***** TASK INPUT *****
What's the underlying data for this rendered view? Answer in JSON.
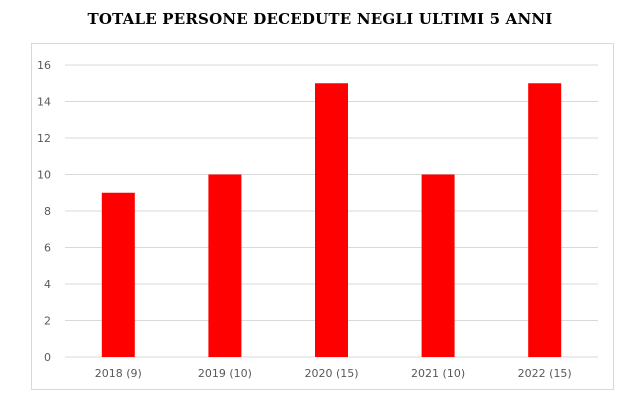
{
  "chart_data": {
    "type": "bar",
    "title": "TOTALE PERSONE DECEDUTE NEGLI ULTIMI 5 ANNI",
    "categories": [
      "2018 (9)",
      "2019 (10)",
      "2020 (15)",
      "2021 (10)",
      "2022 (15)"
    ],
    "values": [
      9,
      10,
      15,
      10,
      15
    ],
    "xlabel": "",
    "ylabel": "",
    "ylim": [
      0,
      16
    ],
    "yticks": [
      0,
      2,
      4,
      6,
      8,
      10,
      12,
      14,
      16
    ],
    "grid": true,
    "legend": "none",
    "bar_color": "#ff0000",
    "grid_color": "#d9d9d9"
  }
}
*****
Leave out the pictures and repeat everything else in the records exactly.

TASK RESULT:
What's the underlying data for this rendered view? Answer in JSON.
{
  "chart_data": {
    "type": "bar",
    "title": "TOTALE PERSONE DECEDUTE NEGLI ULTIMI 5 ANNI",
    "categories": [
      "2018 (9)",
      "2019 (10)",
      "2020 (15)",
      "2021 (10)",
      "2022 (15)"
    ],
    "values": [
      9,
      10,
      15,
      10,
      15
    ],
    "xlabel": "",
    "ylabel": "",
    "ylim": [
      0,
      16
    ],
    "yticks": [
      0,
      2,
      4,
      6,
      8,
      10,
      12,
      14,
      16
    ],
    "grid": true,
    "legend": "none",
    "bar_color": "#ff0000",
    "grid_color": "#d9d9d9"
  }
}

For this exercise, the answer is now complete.